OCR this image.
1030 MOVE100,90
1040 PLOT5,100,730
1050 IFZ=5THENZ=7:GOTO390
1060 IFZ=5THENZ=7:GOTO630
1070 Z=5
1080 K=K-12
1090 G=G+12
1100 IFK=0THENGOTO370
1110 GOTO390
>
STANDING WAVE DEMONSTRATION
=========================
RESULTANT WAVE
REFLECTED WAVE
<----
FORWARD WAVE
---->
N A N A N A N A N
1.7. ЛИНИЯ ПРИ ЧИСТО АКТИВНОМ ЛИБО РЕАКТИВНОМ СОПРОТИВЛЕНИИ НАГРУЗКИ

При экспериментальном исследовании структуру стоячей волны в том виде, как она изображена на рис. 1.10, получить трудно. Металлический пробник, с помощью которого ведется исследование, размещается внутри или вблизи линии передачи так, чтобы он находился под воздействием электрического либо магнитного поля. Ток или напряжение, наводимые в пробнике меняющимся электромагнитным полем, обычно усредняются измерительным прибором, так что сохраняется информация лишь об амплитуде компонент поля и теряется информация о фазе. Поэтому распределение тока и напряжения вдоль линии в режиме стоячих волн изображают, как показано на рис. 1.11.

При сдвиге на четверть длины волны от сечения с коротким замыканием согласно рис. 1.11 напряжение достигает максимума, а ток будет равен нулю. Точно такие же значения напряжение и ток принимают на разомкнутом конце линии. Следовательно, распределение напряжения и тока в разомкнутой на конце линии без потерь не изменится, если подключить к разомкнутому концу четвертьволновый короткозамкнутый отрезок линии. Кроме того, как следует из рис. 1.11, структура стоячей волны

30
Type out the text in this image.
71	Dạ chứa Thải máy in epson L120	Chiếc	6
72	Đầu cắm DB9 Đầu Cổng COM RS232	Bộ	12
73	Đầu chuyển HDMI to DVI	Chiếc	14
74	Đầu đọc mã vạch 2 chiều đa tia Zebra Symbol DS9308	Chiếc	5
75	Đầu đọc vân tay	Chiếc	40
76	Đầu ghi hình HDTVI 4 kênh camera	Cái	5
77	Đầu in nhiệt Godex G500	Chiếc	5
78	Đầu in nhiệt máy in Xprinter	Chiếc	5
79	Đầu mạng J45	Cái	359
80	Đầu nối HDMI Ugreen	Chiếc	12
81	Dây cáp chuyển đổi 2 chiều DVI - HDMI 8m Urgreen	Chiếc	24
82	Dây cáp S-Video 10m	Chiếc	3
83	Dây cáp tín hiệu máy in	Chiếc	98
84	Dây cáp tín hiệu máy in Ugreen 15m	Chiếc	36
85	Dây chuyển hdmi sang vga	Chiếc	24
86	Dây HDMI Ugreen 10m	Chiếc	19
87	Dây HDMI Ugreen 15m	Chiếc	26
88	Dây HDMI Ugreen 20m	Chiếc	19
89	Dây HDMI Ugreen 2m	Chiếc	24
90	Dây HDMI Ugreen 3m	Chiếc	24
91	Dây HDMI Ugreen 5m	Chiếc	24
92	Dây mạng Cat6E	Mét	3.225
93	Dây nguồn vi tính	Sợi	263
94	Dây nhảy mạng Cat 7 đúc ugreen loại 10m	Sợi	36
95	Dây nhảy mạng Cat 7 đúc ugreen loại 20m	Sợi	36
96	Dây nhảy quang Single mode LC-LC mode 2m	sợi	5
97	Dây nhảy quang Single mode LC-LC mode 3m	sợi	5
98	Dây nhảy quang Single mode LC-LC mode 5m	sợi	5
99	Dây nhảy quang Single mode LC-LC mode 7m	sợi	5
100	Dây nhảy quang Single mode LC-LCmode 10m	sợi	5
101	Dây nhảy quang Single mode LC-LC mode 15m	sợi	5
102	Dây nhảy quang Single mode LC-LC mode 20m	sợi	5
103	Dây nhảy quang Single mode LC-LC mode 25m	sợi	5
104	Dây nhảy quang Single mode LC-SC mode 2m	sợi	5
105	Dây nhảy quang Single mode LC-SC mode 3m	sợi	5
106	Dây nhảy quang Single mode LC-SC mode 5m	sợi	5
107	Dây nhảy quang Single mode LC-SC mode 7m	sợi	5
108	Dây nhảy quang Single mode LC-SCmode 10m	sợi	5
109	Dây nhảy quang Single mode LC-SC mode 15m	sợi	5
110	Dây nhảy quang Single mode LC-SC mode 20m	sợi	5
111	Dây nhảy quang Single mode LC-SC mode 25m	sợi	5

····················

## [YOUR OBJECTIVE]
Could you reproduce every record above exactly as it appears?

## [ANSWER]
OCR this image.
1030 MOVE100,90
1040 PLOT5,100,730
1050 IFZ=5THENZ=7:GOTO390
1060 IFZ=5THENZ=7:GOTO630
1070 Z=5
1080 K=K-12
1090 G=G+12
1100 IFK=0THENGOTO370
1110 GOTO390
>
STANDING WAVE DEMONSTRATION
=========================
RESULTANT WAVE
REFLECTED WAVE
<----
FORWARD WAVE
---->
N A N A N A N A N
1.7. ЛИНИЯ ПРИ ЧИСТО АКТИВНОМ ЛИБО РЕАКТИВНОМ СОПРОТИВЛЕНИИ НАГРУЗКИ

При экспериментальном исследовании структуру стоячей волны в том виде, как она изображена на рис. 1.10, получить трудно. Металлический пробник, с помощью которого ведется исследование, размещается внутри или вблизи линии передачи так, чтобы он находился под воздействием электрического либо магнитного поля. Ток или напряжение, наводимые в пробнике меняющимся электромагнитным полем, обычно усредняются измерительным прибором, так что сохраняется информация лишь об амплитуде компонент поля и теряется информация о фазе. Поэтому распределение тока и напряжения вдоль линии в режиме стоячих волн изображают, как показано на рис. 1.11.

При сдвиге на четверть длины волны от сечения с коротким замыканием согласно рис. 1.11 напряжение достигает максимума, а ток будет равен нулю. Точно такие же значения напряжение и ток принимают на разомкнутом конце линии. Следовательно, распределение напряжения и тока в разомкнутой на конце линии без потерь не изменится, если подключить к разомкнутому концу четвертьволновый короткозамкнутый отрезок линии. Кроме того, как следует из рис. 1.11, структура стоячей волны

30
Type out the text in this image.
71	Dạ chứa Thải máy in epson L120	Chiếc	6
72	Đầu cắm DB9 Đầu Cổng COM RS232	Bộ	12
73	Đầu chuyển HDMI to DVI	Chiếc	14
74	Đầu đọc mã vạch 2 chiều đa tia Zebra Symbol DS9308	Chiếc	5
75	Đầu đọc vân tay	Chiếc	40
76	Đầu ghi hình HDTVI 4 kênh camera	Cái	5
77	Đầu in nhiệt Godex G500	Chiếc	5
78	Đầu in nhiệt máy in Xprinter	Chiếc	5
79	Đầu mạng J45	Cái	359
80	Đầu nối HDMI Ugreen	Chiếc	12
81	Dây cáp chuyển đổi 2 chiều DVI - HDMI 8m Urgreen	Chiếc	24
82	Dây cáp S-Video 10m	Chiếc	3
83	Dây cáp tín hiệu máy in	Chiếc	98
84	Dây cáp tín hiệu máy in Ugreen 15m	Chiếc	36
85	Dây chuyển hdmi sang vga	Chiếc	24
86	Dây HDMI Ugreen 10m	Chiếc	19
87	Dây HDMI Ugreen 15m	Chiếc	26
88	Dây HDMI Ugreen 20m	Chiếc	19
89	Dây HDMI Ugreen 2m	Chiếc	24
90	Dây HDMI Ugreen 3m	Chiếc	24
91	Dây HDMI Ugreen 5m	Chiếc	24
92	Dây mạng Cat6E	Mét	3.225
93	Dây nguồn vi tính	Sợi	263
94	Dây nhảy mạng Cat 7 đúc ugreen loại 10m	Sợi	36
95	Dây nhảy mạng Cat 7 đúc ugreen loại 20m	Sợi	36
96	Dây nhảy quang Single mode LC-LC mode 2m	sợi	5
97	Dây nhảy quang Single mode LC-LC mode 3m	sợi	5
98	Dây nhảy quang Single mode LC-LC mode 5m	sợi	5
99	Dây nhảy quang Single mode LC-LC mode 7m	sợi	5
100	Dây nhảy quang Single mode LC-LCmode 10m	sợi	5
101	Dây nhảy quang Single mode LC-LC mode 15m	sợi	5
102	Dây nhảy quang Single mode LC-LC mode 20m	sợi	5
103	Dây nhảy quang Single mode LC-LC mode 25m	sợi	5
104	Dây nhảy quang Single mode LC-SC mode 2m	sợi	5
105	Dây nhảy quang Single mode LC-SC mode 3m	sợi	5
106	Dây nhảy quang Single mode LC-SC mode 5m	sợi	5
107	Dây nhảy quang Single mode LC-SC mode 7m	sợi	5
108	Dây nhảy quang Single mode LC-SCmode 10m	sợi	5
109	Dây nhảy quang Single mode LC-SC mode 15m	sợi	5
110	Dây nhảy quang Single mode LC-SC mode 20m	sợi	5
111	Dây nhảy quang Single mode LC-SC mode 25m	sợi	5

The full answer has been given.